Requirement A :: In the figure placement listing below, set down every line from its first line through the line containing "The new sensor 23 is at (86, 161).", both included, with nothing changed.

Extract to read ::
+++

In order for the number to be divisible by $11$, we must have $a+b+c+d \equiv 5 \mod 11$. For it to be divisible by $3$, we must have $a+b+c+d \equiv 1 \mod 3$. By CRT we can conclude that $a+b+c+d \equiv 16 \mod 33$. Since $a+b+c+d \leq 9+8+7+6 = 30$, we must have $a+b+c+d=16$. Clearly since $d$ is the greatest, we must have $d \geq 6$. $d=9$. Then $c+b+a=7$, which gives $4$ solutions. $d=8$. Then $c+b+a = 8$, giving $6$ solutions. $d=7$. Then $c+b+a = 9$, giving $5$ solutions. $d=6$. Then $c+b+a=10$, giving $2$ solutions. So unless I made some careless errors, there are in total, $17$ such numbers.

bzprules wrote: In order for the number to be divisible by $11$, we must have $a+b+c+d \equiv 5 \mod 11$. For it to be divisible by $3$, we must have $a+b+c+d \equiv 1 \mod 3$. By CRT we can conclude that $a+b+c+d \equiv 16 \mod 33$. Since $a+b+c+d \leq 9+8+7+6 = 30$, we must have $a+b+c+d=16$. Clearly since $d$ is the greatest, we must have $d \geq 6$. $d=9$. Then $c+b+a=7$, which gives $4$ solutions. $d=8$. Then $c+b+a = 8$, giving $6$ solutions. $d=7$. Then $c+b+a = 9$, giving $5$ solutions. $d=6$. Then $c+b+a=10$, giving $2$ solutions. So unless I made some careless errors, there are in total, $17$ such numbers. Are you sure about your answer? Did you remember all 4 digits are diferrent?

d=8 should give 5 solutions?

+++

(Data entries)
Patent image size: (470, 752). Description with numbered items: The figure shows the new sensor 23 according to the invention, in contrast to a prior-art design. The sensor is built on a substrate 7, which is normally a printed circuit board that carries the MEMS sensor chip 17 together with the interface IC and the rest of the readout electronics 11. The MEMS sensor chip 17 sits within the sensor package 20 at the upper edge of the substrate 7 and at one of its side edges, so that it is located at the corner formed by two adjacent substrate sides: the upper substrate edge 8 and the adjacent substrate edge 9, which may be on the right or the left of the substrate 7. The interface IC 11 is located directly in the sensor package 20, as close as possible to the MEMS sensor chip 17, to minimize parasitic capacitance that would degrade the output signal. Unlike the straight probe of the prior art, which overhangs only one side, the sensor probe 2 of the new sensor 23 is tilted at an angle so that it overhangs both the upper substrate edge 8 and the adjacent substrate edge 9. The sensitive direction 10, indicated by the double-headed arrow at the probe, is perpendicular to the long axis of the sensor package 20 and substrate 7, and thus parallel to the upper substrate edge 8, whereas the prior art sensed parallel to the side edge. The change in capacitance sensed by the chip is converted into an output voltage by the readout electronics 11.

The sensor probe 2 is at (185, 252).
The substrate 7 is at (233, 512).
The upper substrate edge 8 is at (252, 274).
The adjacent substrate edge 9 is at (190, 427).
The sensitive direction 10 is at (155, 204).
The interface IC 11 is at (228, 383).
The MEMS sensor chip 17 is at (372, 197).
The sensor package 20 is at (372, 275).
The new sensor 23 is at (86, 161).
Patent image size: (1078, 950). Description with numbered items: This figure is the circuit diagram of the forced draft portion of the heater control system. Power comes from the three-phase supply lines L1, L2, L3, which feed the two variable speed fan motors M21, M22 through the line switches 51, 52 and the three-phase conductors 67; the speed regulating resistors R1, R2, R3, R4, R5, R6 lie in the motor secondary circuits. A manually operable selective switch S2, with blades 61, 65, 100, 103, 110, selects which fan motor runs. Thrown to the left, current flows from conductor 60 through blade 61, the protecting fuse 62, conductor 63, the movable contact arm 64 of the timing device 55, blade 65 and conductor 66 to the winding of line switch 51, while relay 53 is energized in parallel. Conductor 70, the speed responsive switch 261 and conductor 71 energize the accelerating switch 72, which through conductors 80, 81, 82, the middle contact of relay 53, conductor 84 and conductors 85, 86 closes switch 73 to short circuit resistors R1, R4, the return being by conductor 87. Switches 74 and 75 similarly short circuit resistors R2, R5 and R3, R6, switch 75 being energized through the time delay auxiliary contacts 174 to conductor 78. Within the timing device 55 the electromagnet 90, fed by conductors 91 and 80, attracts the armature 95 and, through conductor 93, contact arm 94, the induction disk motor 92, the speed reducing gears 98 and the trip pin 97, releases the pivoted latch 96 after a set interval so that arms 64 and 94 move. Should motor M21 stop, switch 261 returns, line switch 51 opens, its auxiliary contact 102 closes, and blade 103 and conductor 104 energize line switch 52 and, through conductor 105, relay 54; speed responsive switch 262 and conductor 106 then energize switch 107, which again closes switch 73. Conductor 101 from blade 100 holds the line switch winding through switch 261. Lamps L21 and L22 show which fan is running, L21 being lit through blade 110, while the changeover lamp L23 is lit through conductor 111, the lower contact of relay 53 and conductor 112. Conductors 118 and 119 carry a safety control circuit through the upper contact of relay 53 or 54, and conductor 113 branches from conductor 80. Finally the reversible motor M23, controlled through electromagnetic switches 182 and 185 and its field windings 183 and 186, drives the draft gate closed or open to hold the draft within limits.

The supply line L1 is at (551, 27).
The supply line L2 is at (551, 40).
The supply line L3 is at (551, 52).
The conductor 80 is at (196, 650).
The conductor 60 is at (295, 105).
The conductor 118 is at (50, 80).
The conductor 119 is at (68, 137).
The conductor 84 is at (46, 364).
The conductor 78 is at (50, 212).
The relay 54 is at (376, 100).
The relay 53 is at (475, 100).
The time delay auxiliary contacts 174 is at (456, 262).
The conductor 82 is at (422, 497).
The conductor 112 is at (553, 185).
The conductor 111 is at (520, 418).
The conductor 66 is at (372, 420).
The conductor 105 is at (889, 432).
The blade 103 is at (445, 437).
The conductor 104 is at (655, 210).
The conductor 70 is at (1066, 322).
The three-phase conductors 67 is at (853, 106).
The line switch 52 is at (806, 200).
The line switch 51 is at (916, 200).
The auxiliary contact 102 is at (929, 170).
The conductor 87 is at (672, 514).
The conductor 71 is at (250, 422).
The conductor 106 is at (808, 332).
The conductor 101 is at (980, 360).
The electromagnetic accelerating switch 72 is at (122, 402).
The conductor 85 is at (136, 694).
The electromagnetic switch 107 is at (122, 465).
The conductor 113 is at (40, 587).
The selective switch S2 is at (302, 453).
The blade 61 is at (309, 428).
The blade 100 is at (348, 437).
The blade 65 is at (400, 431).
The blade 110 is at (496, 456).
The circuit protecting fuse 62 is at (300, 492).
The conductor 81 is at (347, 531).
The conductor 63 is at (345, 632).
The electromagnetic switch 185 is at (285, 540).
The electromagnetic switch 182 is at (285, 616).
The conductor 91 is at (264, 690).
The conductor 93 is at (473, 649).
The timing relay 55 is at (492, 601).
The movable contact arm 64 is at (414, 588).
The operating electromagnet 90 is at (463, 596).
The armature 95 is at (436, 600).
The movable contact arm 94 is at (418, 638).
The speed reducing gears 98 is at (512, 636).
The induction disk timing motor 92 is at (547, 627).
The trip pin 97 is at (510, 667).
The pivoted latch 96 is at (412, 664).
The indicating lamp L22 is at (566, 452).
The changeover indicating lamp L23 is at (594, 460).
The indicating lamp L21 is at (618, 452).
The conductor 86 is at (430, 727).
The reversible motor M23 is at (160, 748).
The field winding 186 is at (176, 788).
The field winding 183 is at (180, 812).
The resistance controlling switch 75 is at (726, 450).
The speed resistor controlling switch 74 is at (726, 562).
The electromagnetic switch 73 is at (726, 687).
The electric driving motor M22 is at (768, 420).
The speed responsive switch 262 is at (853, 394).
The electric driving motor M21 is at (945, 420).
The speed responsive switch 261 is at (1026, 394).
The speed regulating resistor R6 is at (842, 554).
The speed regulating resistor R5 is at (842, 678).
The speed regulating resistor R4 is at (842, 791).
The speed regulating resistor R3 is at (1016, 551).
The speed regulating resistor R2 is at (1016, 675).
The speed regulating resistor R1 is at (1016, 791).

+++

Requirement B :: Extract the complete forum thread above about counting numbers with four different digits that are divisible by 11 and by 3, reproducing every line word for word.

Worked solution A ::
Patent image size: (470, 752). Description with numbered items: The figure shows the new sensor 23 according to the invention, in contrast to a prior-art design. The sensor is built on a substrate 7, which is normally a printed circuit board that carries the MEMS sensor chip 17 together with the interface IC and the rest of the readout electronics 11. The MEMS sensor chip 17 sits within the sensor package 20 at the upper edge of the substrate 7 and at one of its side edges, so that it is located at the corner formed by two adjacent substrate sides: the upper substrate edge 8 and the adjacent substrate edge 9, which may be on the right or the left of the substrate 7. The interface IC 11 is located directly in the sensor package 20, as close as possible to the MEMS sensor chip 17, to minimize parasitic capacitance that would degrade the output signal. Unlike the straight probe of the prior art, which overhangs only one side, the sensor probe 2 of the new sensor 23 is tilted at an angle so that it overhangs both the upper substrate edge 8 and the adjacent substrate edge 9. The sensitive direction 10, indicated by the double-headed arrow at the probe, is perpendicular to the long axis of the sensor package 20 and substrate 7, and thus parallel to the upper substrate edge 8, whereas the prior art sensed parallel to the side edge. The change in capacitance sensed by the chip is converted into an output voltage by the readout electronics 11.

The sensor probe 2 is at (185, 252).
The substrate 7 is at (233, 512).
The upper substrate edge 8 is at (252, 274).
The adjacent substrate edge 9 is at (190, 427).
The sensitive direction 10 is at (155, 204).
The interface IC 11 is at (228, 383).
The MEMS sensor chip 17 is at (372, 197).
The sensor package 20 is at (372, 275).
The new sensor 23 is at (86, 161).

Worked solution B ::
In order for the number to be divisible by $11$, we must have $a+b+c+d \equiv 5 \mod 11$. For it to be divisible by $3$, we must have $a+b+c+d \equiv 1 \mod 3$. By CRT we can conclude that $a+b+c+d \equiv 16 \mod 33$. Since $a+b+c+d \leq 9+8+7+6 = 30$, we must have $a+b+c+d=16$. Clearly since $d$ is the greatest, we must have $d \geq 6$. $d=9$. Then $c+b+a=7$, which gives $4$ solutions. $d=8$. Then $c+b+a = 8$, giving $6$ solutions. $d=7$. Then $c+b+a = 9$, giving $5$ solutions. $d=6$. Then $c+b+a=10$, giving $2$ solutions. So unless I made some careless errors, there are in total, $17$ such numbers.

bzprules wrote: In order for the number to be divisible by $11$, we must have $a+b+c+d \equiv 5 \mod 11$. For it to be divisible by $3$, we must have $a+b+c+d \equiv 1 \mod 3$. By CRT we can conclude that $a+b+c+d \equiv 16 \mod 33$. Since $a+b+c+d \leq 9+8+7+6 = 30$, we must have $a+b+c+d=16$. Clearly since $d$ is the greatest, we must have $d \geq 6$. $d=9$. Then $c+b+a=7$, which gives $4$ solutions. $d=8$. Then $c+b+a = 8$, giving $6$ solutions. $d=7$. Then $c+b+a = 9$, giving $5$ solutions. $d=6$. Then $c+b+a=10$, giving $2$ solutions. So unless I made some careless errors, there are in total, $17$ such numbers. Are you sure about your answer? Did you remember all 4 digits are diferrent?

d=8 should give 5 solutions?